== Data for the task
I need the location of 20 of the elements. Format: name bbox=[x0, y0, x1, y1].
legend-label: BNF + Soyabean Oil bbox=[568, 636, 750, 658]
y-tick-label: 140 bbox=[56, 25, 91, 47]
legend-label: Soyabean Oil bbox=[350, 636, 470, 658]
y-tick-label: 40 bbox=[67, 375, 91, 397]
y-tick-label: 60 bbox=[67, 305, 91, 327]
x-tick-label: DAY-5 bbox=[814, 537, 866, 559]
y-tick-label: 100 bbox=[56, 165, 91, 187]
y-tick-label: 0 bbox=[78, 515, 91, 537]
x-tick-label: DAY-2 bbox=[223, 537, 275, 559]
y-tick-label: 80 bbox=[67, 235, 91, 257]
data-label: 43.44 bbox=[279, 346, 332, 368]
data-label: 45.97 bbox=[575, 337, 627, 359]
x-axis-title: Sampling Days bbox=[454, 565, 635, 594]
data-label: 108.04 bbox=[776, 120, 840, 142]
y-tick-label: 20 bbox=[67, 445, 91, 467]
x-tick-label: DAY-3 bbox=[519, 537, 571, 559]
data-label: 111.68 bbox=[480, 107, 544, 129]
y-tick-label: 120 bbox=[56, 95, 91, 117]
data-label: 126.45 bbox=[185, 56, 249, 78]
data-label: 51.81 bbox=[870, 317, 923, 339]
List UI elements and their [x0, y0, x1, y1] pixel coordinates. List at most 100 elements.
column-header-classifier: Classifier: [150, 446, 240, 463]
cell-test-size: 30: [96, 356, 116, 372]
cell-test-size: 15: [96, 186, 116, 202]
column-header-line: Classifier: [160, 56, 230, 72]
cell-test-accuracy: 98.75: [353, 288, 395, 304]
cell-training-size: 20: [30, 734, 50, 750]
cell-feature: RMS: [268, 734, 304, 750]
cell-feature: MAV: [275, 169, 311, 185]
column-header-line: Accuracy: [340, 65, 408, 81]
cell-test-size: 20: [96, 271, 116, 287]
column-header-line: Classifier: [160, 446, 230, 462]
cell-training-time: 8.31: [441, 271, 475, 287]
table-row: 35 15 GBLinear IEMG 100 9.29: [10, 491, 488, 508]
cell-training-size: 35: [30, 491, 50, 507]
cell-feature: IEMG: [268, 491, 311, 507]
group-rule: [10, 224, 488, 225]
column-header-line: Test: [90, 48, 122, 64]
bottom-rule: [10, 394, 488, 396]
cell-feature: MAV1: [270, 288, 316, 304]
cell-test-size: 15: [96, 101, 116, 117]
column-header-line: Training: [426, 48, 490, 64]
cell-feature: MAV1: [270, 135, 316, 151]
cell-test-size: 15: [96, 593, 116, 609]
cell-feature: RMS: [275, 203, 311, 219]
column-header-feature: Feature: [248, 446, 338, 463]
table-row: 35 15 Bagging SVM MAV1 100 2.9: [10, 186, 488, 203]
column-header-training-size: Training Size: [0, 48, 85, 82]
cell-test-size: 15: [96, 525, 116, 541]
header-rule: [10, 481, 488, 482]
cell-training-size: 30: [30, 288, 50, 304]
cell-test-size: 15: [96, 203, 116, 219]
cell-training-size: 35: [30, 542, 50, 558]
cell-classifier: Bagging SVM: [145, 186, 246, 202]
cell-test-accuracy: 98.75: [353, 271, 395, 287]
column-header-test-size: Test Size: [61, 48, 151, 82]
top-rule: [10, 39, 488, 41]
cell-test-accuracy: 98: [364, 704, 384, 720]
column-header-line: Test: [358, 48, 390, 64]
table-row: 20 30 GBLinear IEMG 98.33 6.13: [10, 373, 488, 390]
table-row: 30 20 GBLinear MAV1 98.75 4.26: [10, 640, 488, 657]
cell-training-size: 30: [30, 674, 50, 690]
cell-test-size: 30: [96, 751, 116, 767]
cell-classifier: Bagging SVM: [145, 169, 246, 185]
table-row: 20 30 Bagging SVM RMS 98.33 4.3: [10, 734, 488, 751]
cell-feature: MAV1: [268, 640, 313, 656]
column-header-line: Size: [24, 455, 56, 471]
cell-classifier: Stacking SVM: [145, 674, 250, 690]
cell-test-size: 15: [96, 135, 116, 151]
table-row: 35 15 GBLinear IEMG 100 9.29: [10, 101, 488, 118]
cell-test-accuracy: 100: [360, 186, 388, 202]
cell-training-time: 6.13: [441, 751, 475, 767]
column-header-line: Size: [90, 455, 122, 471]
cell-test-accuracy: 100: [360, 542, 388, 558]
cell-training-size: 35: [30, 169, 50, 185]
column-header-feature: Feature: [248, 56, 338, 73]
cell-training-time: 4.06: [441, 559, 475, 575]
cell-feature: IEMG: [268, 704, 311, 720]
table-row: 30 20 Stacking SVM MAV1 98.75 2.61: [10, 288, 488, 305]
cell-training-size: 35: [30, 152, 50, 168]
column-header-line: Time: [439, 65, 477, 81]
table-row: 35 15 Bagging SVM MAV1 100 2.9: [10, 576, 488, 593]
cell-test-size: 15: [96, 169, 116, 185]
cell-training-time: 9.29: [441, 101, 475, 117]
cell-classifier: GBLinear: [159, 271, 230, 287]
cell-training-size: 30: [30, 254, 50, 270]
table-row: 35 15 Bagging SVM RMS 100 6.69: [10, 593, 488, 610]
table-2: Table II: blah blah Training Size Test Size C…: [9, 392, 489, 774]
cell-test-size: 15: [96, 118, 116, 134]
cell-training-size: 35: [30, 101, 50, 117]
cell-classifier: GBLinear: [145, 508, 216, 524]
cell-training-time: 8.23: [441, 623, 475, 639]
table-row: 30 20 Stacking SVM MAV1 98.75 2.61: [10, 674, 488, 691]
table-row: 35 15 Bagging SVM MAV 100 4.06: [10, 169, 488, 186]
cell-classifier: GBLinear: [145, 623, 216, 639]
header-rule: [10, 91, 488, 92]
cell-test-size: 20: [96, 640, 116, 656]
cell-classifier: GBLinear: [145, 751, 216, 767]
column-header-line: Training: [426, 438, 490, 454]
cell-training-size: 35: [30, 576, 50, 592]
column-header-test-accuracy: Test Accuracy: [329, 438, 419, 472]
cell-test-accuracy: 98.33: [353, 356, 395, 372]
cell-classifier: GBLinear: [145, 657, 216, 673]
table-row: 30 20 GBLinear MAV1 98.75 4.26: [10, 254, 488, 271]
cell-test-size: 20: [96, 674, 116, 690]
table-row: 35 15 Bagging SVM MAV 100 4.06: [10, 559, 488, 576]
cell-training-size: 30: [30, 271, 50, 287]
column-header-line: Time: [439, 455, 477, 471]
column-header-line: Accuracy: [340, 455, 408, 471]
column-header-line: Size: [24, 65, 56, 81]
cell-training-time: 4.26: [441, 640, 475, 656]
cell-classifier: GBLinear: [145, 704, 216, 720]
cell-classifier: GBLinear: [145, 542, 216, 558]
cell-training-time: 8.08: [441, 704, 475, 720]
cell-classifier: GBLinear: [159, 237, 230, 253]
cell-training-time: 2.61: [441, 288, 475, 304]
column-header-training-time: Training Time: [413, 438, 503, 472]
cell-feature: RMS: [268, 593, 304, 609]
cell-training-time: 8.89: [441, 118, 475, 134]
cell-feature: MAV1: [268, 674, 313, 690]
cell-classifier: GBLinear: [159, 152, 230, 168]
====
Exercise: Arrange every line of the listing above as a numbered list, leaving out any blank lines.

Task solution:
1. I need the location of 20 of the elements. Format: name bbox=[x0, y0, x1, y1].
2. legend-label: BNF + Soyabean Oil bbox=[568, 636, 750, 658]
3. y-tick-label: 140 bbox=[56, 25, 91, 47]
4. legend-label: Soyabean Oil bbox=[350, 636, 470, 658]
5. y-tick-label: 40 bbox=[67, 375, 91, 397]
6. y-tick-label: 60 bbox=[67, 305, 91, 327]
7. x-tick-label: DAY-5 bbox=[814, 537, 866, 559]
8. y-tick-label: 100 bbox=[56, 165, 91, 187]
9. y-tick-label: 0 bbox=[78, 515, 91, 537]
10. x-tick-label: DAY-2 bbox=[223, 537, 275, 559]
11. y-tick-label: 80 bbox=[67, 235, 91, 257]
12. data-label: 43.44 bbox=[279, 346, 332, 368]
13. data-label: 45.97 bbox=[575, 337, 627, 359]
14. x-axis-title: Sampling Days bbox=[454, 565, 635, 594]
15. data-label: 108.04 bbox=[776, 120, 840, 142]
16. y-tick-label: 20 bbox=[67, 445, 91, 467]
17. x-tick-label: DAY-3 bbox=[519, 537, 571, 559]
18. data-label: 111.68 bbox=[480, 107, 544, 129]
19. y-tick-label: 120 bbox=[56, 95, 91, 117]
20. data-label: 126.45 bbox=[185, 56, 249, 78]
21. data-label: 51.81 bbox=[870, 317, 923, 339]
22. List UI elements and their [x0, y0, x1, y1] pixel coordinates. List at most 100 elements.
23. column-header-classifier: Classifier: [150, 446, 240, 463]
24. cell-test-size: 30: [96, 356, 116, 372]
25. cell-test-size: 15: [96, 186, 116, 202]
26. column-header-line: Classifier: [160, 56, 230, 72]
27. cell-test-accuracy: 98.75: [353, 288, 395, 304]
28. cell-training-size: 20: [30, 734, 50, 750]
29. cell-feature: RMS: [268, 734, 304, 750]
30. cell-feature: MAV: [275, 169, 311, 185]
31. column-header-line: Accuracy: [340, 65, 408, 81]
32. cell-test-size: 20: [96, 271, 116, 287]
33. column-header-line: Classifier: [160, 446, 230, 462]
34. cell-training-time: 8.31: [441, 271, 475, 287]
35. table-row: 35 15 GBLinear IEMG 100 9.29: [10, 491, 488, 508]
36. cell-training-size: 35: [30, 491, 50, 507]
37. cell-feature: IEMG: [268, 491, 311, 507]
38. group-rule: [10, 224, 488, 225]
39. column-header-line: Test: [90, 48, 122, 64]
40. bottom-rule: [10, 394, 488, 396]
41. cell-feature: MAV1: [270, 288, 316, 304]
42. cell-test-size: 15: [96, 101, 116, 117]
43. column-header-line: Training: [426, 48, 490, 64]
44. cell-feature: MAV1: [270, 135, 316, 151]
45. cell-test-size: 15: [96, 593, 116, 609]
46. cell-feature: RMS: [275, 203, 311, 219]
47. column-header-feature: Feature: [248, 446, 338, 463]
48. table-row: 35 15 Bagging SVM MAV1 100 2.9: [10, 186, 488, 203]
49. column-header-training-size: Training Size: [0, 48, 85, 82]
50. cell-test-size: 15: [96, 525, 116, 541]
51. header-rule: [10, 481, 488, 482]
52. cell-training-size: 30: [30, 288, 50, 304]
53. cell-test-size: 15: [96, 203, 116, 219]
54. cell-training-size: 35: [30, 542, 50, 558]
55. cell-classifier: Bagging SVM: [145, 186, 246, 202]
56. cell-test-accuracy: 98.75: [353, 271, 395, 287]
57. column-header-test-size: Test Size: [61, 48, 151, 82]
58. top-rule: [10, 39, 488, 41]
59. cell-test-accuracy: 98: [364, 704, 384, 720]
60. column-header-line: Test: [358, 48, 390, 64]
61. table-row: 20 30 GBLinear IEMG 98.33 6.13: [10, 373, 488, 390]
62. table-row: 30 20 GBLinear MAV1 98.75 4.26: [10, 640, 488, 657]
63. cell-training-size: 30: [30, 674, 50, 690]
64. cell-test-size: 30: [96, 751, 116, 767]
65. cell-classifier: Bagging SVM: [145, 169, 246, 185]
66. table-row: 20 30 Bagging SVM RMS 98.33 4.3: [10, 734, 488, 751]
67. cell-feature: MAV1: [268, 640, 313, 656]
68. column-header-line: Size: [24, 455, 56, 471]
69. cell-classifier: Stacking SVM: [145, 674, 250, 690]
70. cell-test-size: 15: [96, 135, 116, 151]
71. table-row: 35 15 GBLinear IEMG 100 9.29: [10, 101, 488, 118]
72. cell-test-accuracy: 100: [360, 186, 388, 202]
73. cell-training-time: 6.13: [441, 751, 475, 767]
74. column-header-line: Size: [90, 455, 122, 471]
75. cell-test-accuracy: 100: [360, 542, 388, 558]
76. cell-training-size: 35: [30, 169, 50, 185]
77. column-header-feature: Feature: [248, 56, 338, 73]
78. cell-training-time: 4.06: [441, 559, 475, 575]
79. cell-feature: IEMG: [268, 704, 311, 720]
80. table-row: 30 20 Stacking SVM MAV1 98.75 2.61: [10, 288, 488, 305]
81. cell-training-size: 35: [30, 152, 50, 168]
82. column-header-line: Time: [439, 65, 477, 81]
83. table-row: 35 15 Bagging SVM MAV1 100 2.9: [10, 576, 488, 593]
84. cell-test-size: 15: [96, 169, 116, 185]
85. cell-training-time: 9.29: [441, 101, 475, 117]
86. cell-classifier: GBLinear: [159, 271, 230, 287]
87. cell-training-size: 30: [30, 254, 50, 270]
88. table-row: 35 15 Bagging SVM RMS 100 6.69: [10, 593, 488, 610]
89. table-2: Table II: blah blah Training Size Test Size C…: [9, 392, 489, 774]
90. cell-test-size: 15: [96, 118, 116, 134]
91. cell-training-size: 35: [30, 101, 50, 117]
92. cell-classifier: GBLinear: [145, 508, 216, 524]
93. cell-training-time: 8.23: [441, 623, 475, 639]
94. table-row: 30 20 Stacking SVM MAV1 98.75 2.61: [10, 674, 488, 691]
95. table-row: 35 15 Bagging SVM MAV 100 4.06: [10, 169, 488, 186]
96. cell-classifier: GBLinear: [145, 623, 216, 639]
97. header-rule: [10, 91, 488, 92]
98. cell-test-size: 20: [96, 640, 116, 656]
99. cell-classifier: GBLinear: [145, 751, 216, 767]
100. column-header-line: Training: [426, 438, 490, 454]
101. cell-training-size: 35: [30, 576, 50, 592]
102. column-header-test-accuracy: Test Accuracy: [329, 438, 419, 472]
103. cell-test-accuracy: 98.33: [353, 356, 395, 372]
104. cell-classifier: GBLinear: [145, 657, 216, 673]
105. table-row: 30 20 GBLinear MAV1 98.75 4.26: [10, 254, 488, 271]
106. cell-test-size: 20: [96, 674, 116, 690]
107. table-row: 35 15 Bagging SVM MAV 100 4.06: [10, 559, 488, 576]
108. cell-training-size: 30: [30, 271, 50, 287]
109. column-header-line: Time: [439, 455, 477, 471]
110. column-header-line: Accuracy: [340, 455, 408, 471]
111. column-header-line: Size: [24, 65, 56, 81]
112. cell-training-time: 4.26: [441, 640, 475, 656]
113. cell-classifier: GBLinear: [145, 704, 216, 720]
114. cell-classifier: GBLinear: [145, 542, 216, 558]
115. cell-training-time: 8.08: [441, 704, 475, 720]
116. cell-classifier: GBLinear: [159, 237, 230, 253]
117. cell-training-time: 2.61: [441, 288, 475, 304]
118. column-header-training-time: Training Time: [413, 438, 503, 472]
119. cell-feature: RMS: [268, 593, 304, 609]
120. cell-training-time: 8.89: [441, 118, 475, 134]
121. cell-feature: MAV1: [268, 674, 313, 690]
122. cell-classifier: GBLinear: [159, 152, 230, 168]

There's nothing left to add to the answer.